TEXTE À LIRE:
Au vu du dossier, l'appelante a mis en place un réacheminement du courrier, pour des raisons qui ne ressortent pas de l'instruction, vraisemblablement parce qu'elle ne dispose pas d'employé au siège statutaire devant s'occuper du courrier. En effet, il apparaît que c'est l'une des employés (R.________) du groupe T.________Frères S.A. X qui traite le courrier de l'appelante. Cela étant, le simple fait que l'appelante délègue la gestion de son courrier ne suffit pas pour considérer, sous l'angle de la vraisemblance en tout cas, que le domicile inscrit au Registre du commerce est fictif. Comme précédemment relevé, l'appelante dispose d'un bureau à son adresse à Montreux et a été joignable à cette adresse par voie postale, sauf dans les cas où La Poste a reconnu un manquement de sa part. Interpellée en cours de procès, cette dernière s'est engagée à ce qu'à l'avenir le courrier soit correctement réexpédié à l'adresse de réexpédition.

CONSIGNE:
Répondez à ces questions sur le texte à lire :
(a) Dans quelle ville l'appelante dispose-t-elle d'un bureau ?
(b) Selon le texte, le simple fait que l'appelante délègue la gestion de son courrier suffit-il pour considérer que son domicile inscrit au Registre du commerce est fictif ?
(c) À quoi La Poste s'est-elle engagée lorsqu'elle a été interpellée en cours de procès ?

ENREGISTREMENTS FOURNIS:
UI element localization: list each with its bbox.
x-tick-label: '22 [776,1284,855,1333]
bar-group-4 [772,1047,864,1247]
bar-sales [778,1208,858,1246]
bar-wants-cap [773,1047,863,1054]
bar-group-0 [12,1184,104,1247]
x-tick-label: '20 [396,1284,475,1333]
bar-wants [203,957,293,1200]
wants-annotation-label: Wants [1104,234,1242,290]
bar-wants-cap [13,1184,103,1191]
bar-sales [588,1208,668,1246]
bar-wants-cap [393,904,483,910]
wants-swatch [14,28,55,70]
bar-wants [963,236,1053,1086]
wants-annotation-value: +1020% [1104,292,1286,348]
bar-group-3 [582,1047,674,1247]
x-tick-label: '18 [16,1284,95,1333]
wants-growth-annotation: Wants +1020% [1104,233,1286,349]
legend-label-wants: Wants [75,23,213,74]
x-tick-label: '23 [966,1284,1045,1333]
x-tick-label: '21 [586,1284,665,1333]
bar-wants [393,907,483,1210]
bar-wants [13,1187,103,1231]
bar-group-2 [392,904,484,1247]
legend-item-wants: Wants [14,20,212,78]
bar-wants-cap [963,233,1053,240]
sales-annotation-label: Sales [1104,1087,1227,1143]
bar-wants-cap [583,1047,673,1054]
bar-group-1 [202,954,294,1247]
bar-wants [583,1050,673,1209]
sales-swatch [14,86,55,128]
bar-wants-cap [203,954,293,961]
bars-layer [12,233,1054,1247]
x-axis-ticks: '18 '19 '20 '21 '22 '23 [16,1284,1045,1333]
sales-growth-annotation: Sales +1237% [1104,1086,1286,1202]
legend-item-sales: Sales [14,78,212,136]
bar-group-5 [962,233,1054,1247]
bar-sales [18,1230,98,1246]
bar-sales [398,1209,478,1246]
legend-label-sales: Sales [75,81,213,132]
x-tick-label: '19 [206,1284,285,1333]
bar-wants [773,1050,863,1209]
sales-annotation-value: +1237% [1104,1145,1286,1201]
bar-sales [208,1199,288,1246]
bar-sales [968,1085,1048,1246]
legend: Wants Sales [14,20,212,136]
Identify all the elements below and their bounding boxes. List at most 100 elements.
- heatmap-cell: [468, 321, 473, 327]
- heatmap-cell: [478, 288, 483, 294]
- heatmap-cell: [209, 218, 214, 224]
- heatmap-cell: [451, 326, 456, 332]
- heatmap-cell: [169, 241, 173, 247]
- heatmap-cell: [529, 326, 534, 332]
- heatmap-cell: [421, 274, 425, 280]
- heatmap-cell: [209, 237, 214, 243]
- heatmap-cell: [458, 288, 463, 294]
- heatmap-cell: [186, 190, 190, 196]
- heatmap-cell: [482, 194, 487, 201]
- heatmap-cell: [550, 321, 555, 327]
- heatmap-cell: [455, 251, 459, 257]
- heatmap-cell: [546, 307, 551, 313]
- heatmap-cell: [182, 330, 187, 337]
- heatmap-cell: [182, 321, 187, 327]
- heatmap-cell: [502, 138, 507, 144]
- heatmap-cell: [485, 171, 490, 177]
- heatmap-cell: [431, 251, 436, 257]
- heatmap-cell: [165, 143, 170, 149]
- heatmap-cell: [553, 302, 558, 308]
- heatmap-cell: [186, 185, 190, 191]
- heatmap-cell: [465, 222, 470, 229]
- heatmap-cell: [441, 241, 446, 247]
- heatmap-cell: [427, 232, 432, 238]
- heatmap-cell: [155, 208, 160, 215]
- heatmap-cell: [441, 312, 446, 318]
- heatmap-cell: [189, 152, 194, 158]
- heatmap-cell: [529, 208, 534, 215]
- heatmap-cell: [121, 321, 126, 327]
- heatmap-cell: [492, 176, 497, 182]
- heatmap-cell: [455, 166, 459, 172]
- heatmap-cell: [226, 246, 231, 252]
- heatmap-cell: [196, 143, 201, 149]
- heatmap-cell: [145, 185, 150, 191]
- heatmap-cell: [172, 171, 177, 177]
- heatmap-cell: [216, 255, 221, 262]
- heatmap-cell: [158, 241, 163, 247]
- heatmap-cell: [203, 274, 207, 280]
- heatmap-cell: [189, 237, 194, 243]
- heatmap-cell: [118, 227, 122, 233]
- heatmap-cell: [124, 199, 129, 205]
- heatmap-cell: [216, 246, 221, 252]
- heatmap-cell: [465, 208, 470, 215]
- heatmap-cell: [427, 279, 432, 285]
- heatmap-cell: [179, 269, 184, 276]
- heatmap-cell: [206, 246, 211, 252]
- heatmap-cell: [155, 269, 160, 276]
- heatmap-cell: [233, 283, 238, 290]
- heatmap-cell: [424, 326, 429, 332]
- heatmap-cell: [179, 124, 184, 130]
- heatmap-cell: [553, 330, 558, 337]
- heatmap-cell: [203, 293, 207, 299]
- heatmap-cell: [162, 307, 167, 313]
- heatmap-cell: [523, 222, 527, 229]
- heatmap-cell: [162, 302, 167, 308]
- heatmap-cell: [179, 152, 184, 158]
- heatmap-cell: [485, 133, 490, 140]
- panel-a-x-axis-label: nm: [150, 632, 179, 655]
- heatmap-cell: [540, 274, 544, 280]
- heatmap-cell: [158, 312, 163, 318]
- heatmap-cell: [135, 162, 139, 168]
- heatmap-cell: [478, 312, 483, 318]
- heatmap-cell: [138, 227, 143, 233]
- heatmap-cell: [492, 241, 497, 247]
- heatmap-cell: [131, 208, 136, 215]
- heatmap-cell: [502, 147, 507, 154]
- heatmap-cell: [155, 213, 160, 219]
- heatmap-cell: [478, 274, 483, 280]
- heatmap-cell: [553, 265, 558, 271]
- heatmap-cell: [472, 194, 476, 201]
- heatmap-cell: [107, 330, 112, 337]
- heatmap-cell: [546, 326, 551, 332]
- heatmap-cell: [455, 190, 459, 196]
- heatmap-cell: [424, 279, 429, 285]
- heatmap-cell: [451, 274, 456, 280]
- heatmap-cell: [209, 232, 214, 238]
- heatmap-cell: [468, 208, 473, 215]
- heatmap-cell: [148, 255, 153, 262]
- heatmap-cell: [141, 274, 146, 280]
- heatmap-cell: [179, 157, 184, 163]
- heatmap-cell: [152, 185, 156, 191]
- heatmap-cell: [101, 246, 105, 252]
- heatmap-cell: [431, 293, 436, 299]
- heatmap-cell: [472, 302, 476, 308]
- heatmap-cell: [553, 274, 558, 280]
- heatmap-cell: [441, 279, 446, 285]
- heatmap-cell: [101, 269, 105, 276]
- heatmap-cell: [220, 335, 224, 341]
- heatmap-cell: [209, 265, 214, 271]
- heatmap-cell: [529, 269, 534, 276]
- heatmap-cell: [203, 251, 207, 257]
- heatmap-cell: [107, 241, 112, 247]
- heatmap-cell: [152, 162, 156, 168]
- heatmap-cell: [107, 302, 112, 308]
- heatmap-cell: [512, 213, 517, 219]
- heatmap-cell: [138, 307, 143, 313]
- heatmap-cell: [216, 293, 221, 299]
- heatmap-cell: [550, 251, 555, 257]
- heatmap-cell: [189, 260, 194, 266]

RÉPONSE:
(a) À Montreux.
(b) Non, cela ne suffit pas, sous l'angle de la vraisemblance en tout cas.
(c) À ce qu'à l'avenir le courrier soit correctement réexpédié à l'adresse de réexpédition.